Quote exactly, and only, the lines from the one with "Transcribe this chart's" through the end of the listing.

── MATERIALS PROVIDED ──

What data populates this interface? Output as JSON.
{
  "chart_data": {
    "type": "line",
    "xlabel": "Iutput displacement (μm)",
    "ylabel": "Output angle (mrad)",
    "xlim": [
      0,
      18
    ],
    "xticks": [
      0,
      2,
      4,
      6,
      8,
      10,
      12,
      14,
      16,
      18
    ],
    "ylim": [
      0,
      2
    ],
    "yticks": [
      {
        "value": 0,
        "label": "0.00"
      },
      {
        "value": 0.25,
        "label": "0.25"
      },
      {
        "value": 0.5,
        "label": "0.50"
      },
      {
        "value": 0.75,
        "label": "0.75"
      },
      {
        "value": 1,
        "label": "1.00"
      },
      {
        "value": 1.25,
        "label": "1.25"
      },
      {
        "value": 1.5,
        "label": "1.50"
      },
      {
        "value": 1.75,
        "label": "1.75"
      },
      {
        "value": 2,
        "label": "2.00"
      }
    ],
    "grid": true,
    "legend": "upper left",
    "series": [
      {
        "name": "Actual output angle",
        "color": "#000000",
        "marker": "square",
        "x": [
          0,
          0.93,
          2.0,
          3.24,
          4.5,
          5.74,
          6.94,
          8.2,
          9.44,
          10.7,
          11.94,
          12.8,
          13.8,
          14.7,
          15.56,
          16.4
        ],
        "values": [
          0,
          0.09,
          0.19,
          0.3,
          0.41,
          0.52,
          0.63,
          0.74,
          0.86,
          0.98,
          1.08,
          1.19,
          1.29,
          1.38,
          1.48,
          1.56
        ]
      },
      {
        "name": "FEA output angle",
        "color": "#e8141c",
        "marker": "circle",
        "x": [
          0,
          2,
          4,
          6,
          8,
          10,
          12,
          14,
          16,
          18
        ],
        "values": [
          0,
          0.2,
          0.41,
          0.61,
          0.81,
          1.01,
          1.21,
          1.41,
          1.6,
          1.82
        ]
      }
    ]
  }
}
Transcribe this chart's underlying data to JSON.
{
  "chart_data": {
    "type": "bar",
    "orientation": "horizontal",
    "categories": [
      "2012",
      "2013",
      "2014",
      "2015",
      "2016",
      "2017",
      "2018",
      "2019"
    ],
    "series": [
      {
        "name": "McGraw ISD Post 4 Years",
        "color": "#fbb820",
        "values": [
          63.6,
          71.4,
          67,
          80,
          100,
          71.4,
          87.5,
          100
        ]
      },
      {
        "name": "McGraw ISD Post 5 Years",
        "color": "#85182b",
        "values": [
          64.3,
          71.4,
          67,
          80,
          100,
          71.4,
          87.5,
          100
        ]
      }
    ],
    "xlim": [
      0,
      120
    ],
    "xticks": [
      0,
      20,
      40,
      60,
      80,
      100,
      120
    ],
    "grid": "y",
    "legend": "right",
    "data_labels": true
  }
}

───

THE RESPONSE:
Transcribe this chart's underlying data to JSON.
{
  "chart_data": {
    "type": "bar",
    "orientation": "horizontal",
    "categories": [
      "2012",
      "2013",
      "2014",
      "2015",
      "2016",
      "2017",
      "2018",
      "2019"
    ],
    "series": [
      {
        "name": "McGraw ISD Post 4 Years",
        "color": "#fbb820",
        "values": [
          63.6,
          71.4,
          67,
          80,
          100,
          71.4,
          87.5,
          100
        ]
      },
      {
        "name": "McGraw ISD Post 5 Years",
        "color": "#85182b",
        "values": [
          64.3,
          71.4,
          67,
          80,
          100,
          71.4,
          87.5,
          100
        ]
      }
    ],
    "xlim": [
      0,
      120
    ],
    "xticks": [
      0,
      20,
      40,
      60,
      80,
      100,
      120
    ],
    "grid": "y",
    "legend": "right",
    "data_labels": true
  }
}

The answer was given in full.